-- begin Records supplied --

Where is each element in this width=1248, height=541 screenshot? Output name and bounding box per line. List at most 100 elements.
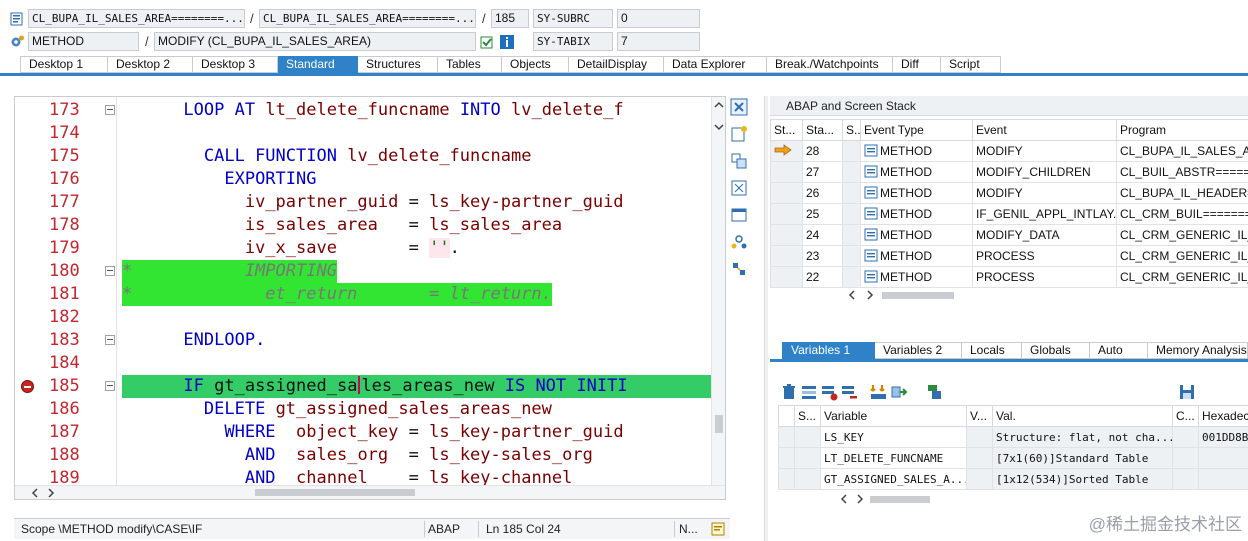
scroll-right-icon[interactable] xyxy=(864,289,876,301)
insert-row-icon[interactable] xyxy=(800,383,818,401)
col-status[interactable]: St... xyxy=(770,119,803,141)
col-stack-level[interactable]: Sta... xyxy=(802,119,843,141)
variable-row[interactable]: GT_ASSIGNED_SALES_A... [1x12(534)]Sorted… xyxy=(778,468,1248,490)
scroll-thumb[interactable] xyxy=(715,415,723,433)
variable-row[interactable]: LT_DELETE_FUNCNAME [7x1(60)]Standard Tab… xyxy=(778,447,1248,469)
tab-objects[interactable]: Objects xyxy=(502,56,569,73)
tab-data-explorer[interactable]: Data Explorer xyxy=(664,56,767,73)
scroll-right-icon[interactable] xyxy=(45,487,57,499)
stack-horizontal-scrollbar[interactable] xyxy=(842,288,962,302)
code-line[interactable]: 178 is_sales_area = ls_sales_area xyxy=(15,214,725,237)
code-line[interactable]: 176 EXPORTING xyxy=(15,168,725,191)
col-value[interactable]: Val. xyxy=(992,405,1173,427)
scroll-thumb[interactable] xyxy=(870,496,930,503)
tab-auto[interactable]: Auto xyxy=(1090,342,1148,359)
pane-splitter[interactable] xyxy=(764,96,768,541)
scroll-up-icon[interactable] xyxy=(713,99,725,111)
tab-desktop-1[interactable]: Desktop 1 xyxy=(20,56,108,73)
col-program[interactable]: Program xyxy=(1116,119,1248,141)
code-line-comment[interactable]: 180 * IMPORTING xyxy=(15,260,725,283)
col-s[interactable]: S... xyxy=(842,119,861,141)
stack-row[interactable]: 22 METHOD PROCESS CL_CRM_GENERIC_IL_N xyxy=(770,266,1248,288)
col-event[interactable]: Event xyxy=(972,119,1117,141)
code-line[interactable]: 186 DELETE gt_assigned_sales_areas_new xyxy=(15,398,725,421)
tab-detail-display[interactable]: DetailDisplay xyxy=(569,56,664,73)
code-line-current[interactable]: 185 IF gt_assigned_sa les_areas_new IS NO… xyxy=(15,375,725,398)
stack-row[interactable]: 26 METHOD MODIFY CL_BUPA_IL_HEADER== xyxy=(770,182,1248,204)
tab-standard[interactable]: Standard xyxy=(278,56,358,73)
new-tool-icon[interactable] xyxy=(730,125,748,143)
fold-toggle-icon[interactable] xyxy=(105,266,115,276)
expand-all-icon[interactable] xyxy=(870,383,888,401)
code-line[interactable]: 173 LOOP AT lt_delete_funcname INTO lv_d… xyxy=(15,99,725,122)
code-line[interactable]: 184 xyxy=(15,352,725,375)
scroll-thumb[interactable] xyxy=(255,489,415,496)
event-name-field[interactable]: MODIFY (CL_BUPA_IL_SALES_AREA) xyxy=(154,32,476,51)
stack-row[interactable]: 23 METHOD PROCESS CL_CRM_GENERIC_IL_N xyxy=(770,245,1248,267)
variable-name-input[interactable]: LT_DELETE_FUNCNAME xyxy=(820,447,967,469)
stack-row[interactable]: 28 METHOD MODIFY CL_BUPA_IL_SALES_AR xyxy=(770,140,1248,162)
tab-desktop-3[interactable]: Desktop 3 xyxy=(193,56,278,73)
col-c[interactable]: C... xyxy=(1172,405,1199,427)
tab-globals[interactable]: Globals xyxy=(1022,342,1090,359)
editor-horizontal-scrollbar[interactable] xyxy=(15,485,725,499)
delete-icon[interactable] xyxy=(780,383,798,401)
fold-toggle-icon[interactable] xyxy=(105,105,115,115)
variable-value[interactable]: [7x1(60)]Standard Table xyxy=(992,447,1173,469)
tab-diff[interactable]: Diff xyxy=(893,56,941,73)
code-line[interactable]: 183 ENDLOOP. xyxy=(15,329,725,352)
code-line-comment[interactable]: 181 * et_return = lt_return. xyxy=(15,283,725,306)
info-icon[interactable] xyxy=(499,34,515,50)
variable-name-input[interactable]: LS_KEY xyxy=(820,426,967,448)
swap-tool-icon[interactable] xyxy=(730,152,748,170)
stack-row[interactable]: 25 METHOD IF_GENIL_APPL_INTLAY... CL_CRM… xyxy=(770,203,1248,225)
tab-tables[interactable]: Tables xyxy=(438,56,502,73)
code-line[interactable]: 187 WHERE object_key = ls_key-partner_gu… xyxy=(15,421,725,444)
filter-tool-icon[interactable] xyxy=(926,383,944,401)
append-row-icon[interactable] xyxy=(820,383,838,401)
move-icon[interactable] xyxy=(890,383,908,401)
include-name-field[interactable]: CL_BUPA_IL_SALES_AREA========... xyxy=(259,9,476,28)
variables-horizontal-scrollbar[interactable] xyxy=(836,492,936,506)
scroll-right-icon[interactable] xyxy=(854,493,866,505)
program-name-field[interactable]: CL_BUPA_IL_SALES_AREA========... xyxy=(28,9,245,28)
variable-value[interactable]: [1x12(534)]Sorted Table xyxy=(992,468,1173,490)
tab-desktop-2[interactable]: Desktop 2 xyxy=(108,56,193,73)
tab-locals[interactable]: Locals xyxy=(962,342,1022,359)
line-number-field[interactable]: 185 xyxy=(491,9,529,28)
col-v[interactable]: V... xyxy=(966,405,993,427)
variable-name-input[interactable]: GT_ASSIGNED_SALES_A... xyxy=(820,468,967,490)
fold-toggle-icon[interactable] xyxy=(105,335,115,345)
tab-variables-2[interactable]: Variables 2 xyxy=(875,342,962,359)
code-line[interactable]: 188 AND sales_org = ls_key-sales_org xyxy=(15,444,725,467)
save-icon[interactable] xyxy=(1178,383,1196,401)
close-editor-icon[interactable] xyxy=(730,98,748,116)
scroll-left-icon[interactable] xyxy=(29,487,41,499)
scroll-left-icon[interactable] xyxy=(846,289,858,301)
display-source-icon[interactable] xyxy=(479,34,495,50)
code-line[interactable]: 182 xyxy=(15,306,725,329)
code-line[interactable]: 177 iv_partner_guid = ls_key-partner_gui… xyxy=(15,191,725,214)
sy-subrc-value[interactable]: 0 xyxy=(617,9,700,28)
sy-tabix-value[interactable]: 7 xyxy=(617,32,700,51)
event-type-field[interactable]: METHOD xyxy=(28,32,139,51)
col-variable[interactable]: Variable xyxy=(820,405,967,427)
col-s[interactable]: S... xyxy=(794,405,821,427)
tab-structures[interactable]: Structures xyxy=(358,56,438,73)
variable-row[interactable]: LS_KEY Structure: flat, not cha... 001DD… xyxy=(778,426,1248,448)
variable-value[interactable]: Structure: flat, not cha... xyxy=(992,426,1173,448)
tab-memory-analysis[interactable]: Memory Analysis xyxy=(1148,342,1248,359)
services-icon[interactable] xyxy=(730,233,748,251)
tab-variables-1[interactable]: Variables 1 xyxy=(782,342,875,359)
scroll-down-icon[interactable] xyxy=(713,121,725,133)
col-hexadecimal[interactable]: Hexadec xyxy=(1198,405,1248,427)
remove-row-icon[interactable] xyxy=(840,383,858,401)
tab-script[interactable]: Script xyxy=(941,56,1001,73)
scroll-left-icon[interactable] xyxy=(838,493,850,505)
breakpoint-stop-icon[interactable] xyxy=(21,380,34,393)
scroll-thumb[interactable] xyxy=(882,292,954,299)
code-line[interactable]: 174 xyxy=(15,122,725,145)
editor-vertical-scrollbar[interactable] xyxy=(711,97,725,485)
col-event-type[interactable]: Event Type xyxy=(860,119,973,141)
edit-mode-icon[interactable] xyxy=(711,522,725,536)
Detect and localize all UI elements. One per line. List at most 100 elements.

-- end Records supplied --

■ Set problem
Retype all of the items above line for line, with no changes. Leave the pictures out of your answer.

■ Output
Where is each element in this width=1248, height=541 screenshot? Output name and bounding box per line. List at most 100 elements.
scroll-right-icon[interactable] xyxy=(864,289,876,301)
insert-row-icon[interactable] xyxy=(800,383,818,401)
col-status[interactable]: St... xyxy=(770,119,803,141)
col-stack-level[interactable]: Sta... xyxy=(802,119,843,141)
variable-row[interactable]: GT_ASSIGNED_SALES_A... [1x12(534)]Sorted… xyxy=(778,468,1248,490)
scroll-thumb[interactable] xyxy=(715,415,723,433)
variable-row[interactable]: LT_DELETE_FUNCNAME [7x1(60)]Standard Tab… xyxy=(778,447,1248,469)
tab-objects[interactable]: Objects xyxy=(502,56,569,73)
tab-data-explorer[interactable]: Data Explorer xyxy=(664,56,767,73)
scroll-right-icon[interactable] xyxy=(45,487,57,499)
stack-horizontal-scrollbar[interactable] xyxy=(842,288,962,302)
code-line[interactable]: 178 is_sales_area = ls_sales_area xyxy=(15,214,725,237)
code-line[interactable]: 176 EXPORTING xyxy=(15,168,725,191)
col-value[interactable]: Val. xyxy=(992,405,1173,427)
scroll-thumb[interactable] xyxy=(870,496,930,503)
tab-auto[interactable]: Auto xyxy=(1090,342,1148,359)
pane-splitter[interactable] xyxy=(764,96,768,541)
scroll-up-icon[interactable] xyxy=(713,99,725,111)
tab-desktop-1[interactable]: Desktop 1 xyxy=(20,56,108,73)
col-program[interactable]: Program xyxy=(1116,119,1248,141)
code-line-comment[interactable]: 180 * IMPORTING xyxy=(15,260,725,283)
col-s[interactable]: S... xyxy=(842,119,861,141)
stack-row[interactable]: 22 METHOD PROCESS CL_CRM_GENERIC_IL_N xyxy=(770,266,1248,288)
col-event[interactable]: Event xyxy=(972,119,1117,141)
code-line[interactable]: 186 DELETE gt_assigned_sales_areas_new xyxy=(15,398,725,421)
tab-detail-display[interactable]: DetailDisplay xyxy=(569,56,664,73)
code-line-current[interactable]: 185 IF gt_assigned_sa les_areas_new IS NO… xyxy=(15,375,725,398)
stack-row[interactable]: 26 METHOD MODIFY CL_BUPA_IL_HEADER== xyxy=(770,182,1248,204)
tab-standard[interactable]: Standard xyxy=(278,56,358,73)
new-tool-icon[interactable] xyxy=(730,125,748,143)
fold-toggle-icon[interactable] xyxy=(105,266,115,276)
expand-all-icon[interactable] xyxy=(870,383,888,401)
code-line[interactable]: 173 LOOP AT lt_delete_funcname INTO lv_d… xyxy=(15,99,725,122)
code-line[interactable]: 184 xyxy=(15,352,725,375)
scroll-thumb[interactable] xyxy=(255,489,415,496)
event-name-field[interactable]: MODIFY (CL_BUPA_IL_SALES_AREA) xyxy=(154,32,476,51)
stack-row[interactable]: 23 METHOD PROCESS CL_CRM_GENERIC_IL_N xyxy=(770,245,1248,267)
variable-name-input[interactable]: LT_DELETE_FUNCNAME xyxy=(820,447,967,469)
stack-row[interactable]: 28 METHOD MODIFY CL_BUPA_IL_SALES_AR xyxy=(770,140,1248,162)
tab-desktop-3[interactable]: Desktop 3 xyxy=(193,56,278,73)
col-c[interactable]: C... xyxy=(1172,405,1199,427)
tab-globals[interactable]: Globals xyxy=(1022,342,1090,359)
editor-horizontal-scrollbar[interactable] xyxy=(15,485,725,499)
delete-icon[interactable] xyxy=(780,383,798,401)
fold-toggle-icon[interactable] xyxy=(105,105,115,115)
variable-value[interactable]: [7x1(60)]Standard Table xyxy=(992,447,1173,469)
tab-diff[interactable]: Diff xyxy=(893,56,941,73)
code-line[interactable]: 183 ENDLOOP. xyxy=(15,329,725,352)
code-line-comment[interactable]: 181 * et_return = lt_return. xyxy=(15,283,725,306)
info-icon[interactable] xyxy=(499,34,515,50)
variable-name-input[interactable]: LS_KEY xyxy=(820,426,967,448)
swap-tool-icon[interactable] xyxy=(730,152,748,170)
stack-row[interactable]: 25 METHOD IF_GENIL_APPL_INTLAY... CL_CRM… xyxy=(770,203,1248,225)
tab-tables[interactable]: Tables xyxy=(438,56,502,73)
code-line[interactable]: 187 WHERE object_key = ls_key-partner_gu… xyxy=(15,421,725,444)
filter-tool-icon[interactable] xyxy=(926,383,944,401)
append-row-icon[interactable] xyxy=(820,383,838,401)
move-icon[interactable] xyxy=(890,383,908,401)
include-name-field[interactable]: CL_BUPA_IL_SALES_AREA========... xyxy=(259,9,476,28)
variables-horizontal-scrollbar[interactable] xyxy=(836,492,936,506)
scroll-right-icon[interactable] xyxy=(854,493,866,505)
program-name-field[interactable]: CL_BUPA_IL_SALES_AREA========... xyxy=(28,9,245,28)
variable-value[interactable]: [1x12(534)]Sorted Table xyxy=(992,468,1173,490)
tab-desktop-2[interactable]: Desktop 2 xyxy=(108,56,193,73)
tab-locals[interactable]: Locals xyxy=(962,342,1022,359)
line-number-field[interactable]: 185 xyxy=(491,9,529,28)
col-v[interactable]: V... xyxy=(966,405,993,427)
variable-name-input[interactable]: GT_ASSIGNED_SALES_A... xyxy=(820,468,967,490)
fold-toggle-icon[interactable] xyxy=(105,335,115,345)
tab-variables-2[interactable]: Variables 2 xyxy=(875,342,962,359)
code-line[interactable]: 188 AND sales_org = ls_key-sales_org xyxy=(15,444,725,467)
save-icon[interactable] xyxy=(1178,383,1196,401)
close-editor-icon[interactable] xyxy=(730,98,748,116)
scroll-left-icon[interactable] xyxy=(29,487,41,499)
scroll-left-icon[interactable] xyxy=(846,289,858,301)
display-source-icon[interactable] xyxy=(479,34,495,50)
code-line[interactable]: 182 xyxy=(15,306,725,329)
code-line[interactable]: 177 iv_partner_guid = ls_key-partner_gui… xyxy=(15,191,725,214)
sy-subrc-value[interactable]: 0 xyxy=(617,9,700,28)
sy-tabix-value[interactable]: 7 xyxy=(617,32,700,51)
event-type-field[interactable]: METHOD xyxy=(28,32,139,51)
col-variable[interactable]: Variable xyxy=(820,405,967,427)
col-s[interactable]: S... xyxy=(794,405,821,427)
tab-structures[interactable]: Structures xyxy=(358,56,438,73)
variable-row[interactable]: LS_KEY Structure: flat, not cha... 001DD… xyxy=(778,426,1248,448)
variable-value[interactable]: Structure: flat, not cha... xyxy=(992,426,1173,448)
tab-memory-analysis[interactable]: Memory Analysis xyxy=(1148,342,1248,359)
services-icon[interactable] xyxy=(730,233,748,251)
tab-variables-1[interactable]: Variables 1 xyxy=(782,342,875,359)
scroll-down-icon[interactable] xyxy=(713,121,725,133)
col-hexadecimal[interactable]: Hexadec xyxy=(1198,405,1248,427)
remove-row-icon[interactable] xyxy=(840,383,858,401)
tab-script[interactable]: Script xyxy=(941,56,1001,73)
scroll-left-icon[interactable] xyxy=(838,493,850,505)
breakpoint-stop-icon[interactable] xyxy=(21,380,34,393)
scroll-thumb[interactable] xyxy=(882,292,954,299)
code-line[interactable]: 174 xyxy=(15,122,725,145)
editor-vertical-scrollbar[interactable] xyxy=(711,97,725,485)
col-event-type[interactable]: Event Type xyxy=(860,119,973,141)
edit-mode-icon[interactable] xyxy=(711,522,725,536)
Detect and localize all UI elements. One per line. List at most 100 elements.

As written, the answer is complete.